[Start of Attachment]
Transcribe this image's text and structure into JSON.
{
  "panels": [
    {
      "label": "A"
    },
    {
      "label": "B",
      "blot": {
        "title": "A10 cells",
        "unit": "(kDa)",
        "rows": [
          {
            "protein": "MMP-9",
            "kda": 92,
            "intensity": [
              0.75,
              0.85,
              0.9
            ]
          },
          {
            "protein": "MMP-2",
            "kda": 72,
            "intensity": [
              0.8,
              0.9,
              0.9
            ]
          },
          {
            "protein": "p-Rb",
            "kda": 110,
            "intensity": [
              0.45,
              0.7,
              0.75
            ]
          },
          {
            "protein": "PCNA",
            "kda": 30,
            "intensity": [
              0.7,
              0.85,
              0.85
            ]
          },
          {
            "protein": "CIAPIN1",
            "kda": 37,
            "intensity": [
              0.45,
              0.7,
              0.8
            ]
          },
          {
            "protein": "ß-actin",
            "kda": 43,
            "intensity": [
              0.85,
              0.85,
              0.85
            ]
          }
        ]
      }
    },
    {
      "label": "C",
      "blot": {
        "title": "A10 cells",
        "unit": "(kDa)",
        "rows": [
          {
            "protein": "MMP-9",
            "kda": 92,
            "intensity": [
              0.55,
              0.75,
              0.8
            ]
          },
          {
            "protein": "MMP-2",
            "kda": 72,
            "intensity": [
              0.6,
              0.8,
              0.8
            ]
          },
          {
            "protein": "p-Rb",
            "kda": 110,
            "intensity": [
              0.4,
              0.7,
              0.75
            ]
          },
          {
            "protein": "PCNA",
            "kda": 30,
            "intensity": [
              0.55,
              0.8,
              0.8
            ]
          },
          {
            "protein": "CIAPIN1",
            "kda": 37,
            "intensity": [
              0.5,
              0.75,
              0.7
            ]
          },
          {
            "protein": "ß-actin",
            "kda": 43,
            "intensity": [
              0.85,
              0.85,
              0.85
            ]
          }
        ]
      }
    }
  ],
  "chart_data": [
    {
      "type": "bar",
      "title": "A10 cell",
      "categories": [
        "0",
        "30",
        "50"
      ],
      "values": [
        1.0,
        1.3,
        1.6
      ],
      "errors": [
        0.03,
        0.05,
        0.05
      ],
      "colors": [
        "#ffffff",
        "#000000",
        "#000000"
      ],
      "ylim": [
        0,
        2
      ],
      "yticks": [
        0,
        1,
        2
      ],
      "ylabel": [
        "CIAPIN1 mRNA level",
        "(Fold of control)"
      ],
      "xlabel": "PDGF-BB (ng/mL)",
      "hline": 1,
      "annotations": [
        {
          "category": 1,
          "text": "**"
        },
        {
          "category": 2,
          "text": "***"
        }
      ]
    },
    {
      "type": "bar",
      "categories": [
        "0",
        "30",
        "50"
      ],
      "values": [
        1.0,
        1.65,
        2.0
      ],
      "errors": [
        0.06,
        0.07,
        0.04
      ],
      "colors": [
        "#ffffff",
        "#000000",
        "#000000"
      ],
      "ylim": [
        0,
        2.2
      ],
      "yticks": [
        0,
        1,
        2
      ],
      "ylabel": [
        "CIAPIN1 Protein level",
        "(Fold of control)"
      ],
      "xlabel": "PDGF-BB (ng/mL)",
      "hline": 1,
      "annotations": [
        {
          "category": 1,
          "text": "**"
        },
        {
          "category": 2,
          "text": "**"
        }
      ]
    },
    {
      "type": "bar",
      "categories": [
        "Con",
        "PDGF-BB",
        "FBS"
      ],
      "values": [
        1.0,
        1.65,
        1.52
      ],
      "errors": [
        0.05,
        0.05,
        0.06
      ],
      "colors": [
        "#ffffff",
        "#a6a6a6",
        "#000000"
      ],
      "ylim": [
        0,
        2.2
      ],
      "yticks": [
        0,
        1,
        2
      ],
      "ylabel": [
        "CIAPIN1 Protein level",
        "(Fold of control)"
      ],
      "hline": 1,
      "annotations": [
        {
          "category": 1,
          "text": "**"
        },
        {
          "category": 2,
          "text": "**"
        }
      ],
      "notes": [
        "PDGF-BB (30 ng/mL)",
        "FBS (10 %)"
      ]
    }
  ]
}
[End of Attachment]
Exercise instructions:
Without omitting anything, reproduce the whole of the data.

Output:
Transcribe this image's text and structure into JSON.
{
  "panels": [
    {
      "label": "A"
    },
    {
      "label": "B",
      "blot": {
        "title": "A10 cells",
        "unit": "(kDa)",
        "rows": [
          {
            "protein": "MMP-9",
            "kda": 92,
            "intensity": [
              0.75,
              0.85,
              0.9
            ]
          },
          {
            "protein": "MMP-2",
            "kda": 72,
            "intensity": [
              0.8,
              0.9,
              0.9
            ]
          },
          {
            "protein": "p-Rb",
            "kda": 110,
            "intensity": [
              0.45,
              0.7,
              0.75
            ]
          },
          {
            "protein": "PCNA",
            "kda": 30,
            "intensity": [
              0.7,
              0.85,
              0.85
            ]
          },
          {
            "protein": "CIAPIN1",
            "kda": 37,
            "intensity": [
              0.45,
              0.7,
              0.8
            ]
          },
          {
            "protein": "ß-actin",
            "kda": 43,
            "intensity": [
              0.85,
              0.85,
              0.85
            ]
          }
        ]
      }
    },
    {
      "label": "C",
      "blot": {
        "title": "A10 cells",
        "unit": "(kDa)",
        "rows": [
          {
            "protein": "MMP-9",
            "kda": 92,
            "intensity": [
              0.55,
              0.75,
              0.8
            ]
          },
          {
            "protein": "MMP-2",
            "kda": 72,
            "intensity": [
              0.6,
              0.8,
              0.8
            ]
          },
          {
            "protein": "p-Rb",
            "kda": 110,
            "intensity": [
              0.4,
              0.7,
              0.75
            ]
          },
          {
            "protein": "PCNA",
            "kda": 30,
            "intensity": [
              0.55,
              0.8,
              0.8
            ]
          },
          {
            "protein": "CIAPIN1",
            "kda": 37,
            "intensity": [
              0.5,
              0.75,
              0.7
            ]
          },
          {
            "protein": "ß-actin",
            "kda": 43,
            "intensity": [
              0.85,
              0.85,
              0.85
            ]
          }
        ]
      }
    }
  ],
  "chart_data": [
    {
      "type": "bar",
      "title": "A10 cell",
      "categories": [
        "0",
        "30",
        "50"
      ],
      "values": [
        1.0,
        1.3,
        1.6
      ],
      "errors": [
        0.03,
        0.05,
        0.05
      ],
      "colors": [
        "#ffffff",
        "#000000",
        "#000000"
      ],
      "ylim": [
        0,
        2
      ],
      "yticks": [
        0,
        1,
        2
      ],
      "ylabel": [
        "CIAPIN1 mRNA level",
        "(Fold of control)"
      ],
      "xlabel": "PDGF-BB (ng/mL)",
      "hline": 1,
      "annotations": [
        {
          "category": 1,
          "text": "**"
        },
        {
          "category": 2,
          "text": "***"
        }
      ]
    },
    {
      "type": "bar",
      "categories": [
        "0",
        "30",
        "50"
      ],
      "values": [
        1.0,
        1.65,
        2.0
      ],
      "errors": [
        0.06,
        0.07,
        0.04
      ],
      "colors": [
        "#ffffff",
        "#000000",
        "#000000"
      ],
      "ylim": [
        0,
        2.2
      ],
      "yticks": [
        0,
        1,
        2
      ],
      "ylabel": [
        "CIAPIN1 Protein level",
        "(Fold of control)"
      ],
      "xlabel": "PDGF-BB (ng/mL)",
      "hline": 1,
      "annotations": [
        {
          "category": 1,
          "text": "**"
        },
        {
          "category": 2,
          "text": "**"
        }
      ]
    },
    {
      "type": "bar",
      "categories": [
        "Con",
        "PDGF-BB",
        "FBS"
      ],
      "values": [
        1.0,
        1.65,
        1.52
      ],
      "errors": [
        0.05,
        0.05,
        0.06
      ],
      "colors": [
        "#ffffff",
        "#a6a6a6",
        "#000000"
      ],
      "ylim": [
        0,
        2.2
      ],
      "yticks": [
        0,
        1,
        2
      ],
      "ylabel": [
        "CIAPIN1 Protein level",
        "(Fold of control)"
      ],
      "hline": 1,
      "annotations": [
        {
          "category": 1,
          "text": "**"
        },
        {
          "category": 2,
          "text": "**"
        }
      ],
      "notes": [
        "PDGF-BB (30 ng/mL)",
        "FBS (10 %)"
      ]
    }
  ]
}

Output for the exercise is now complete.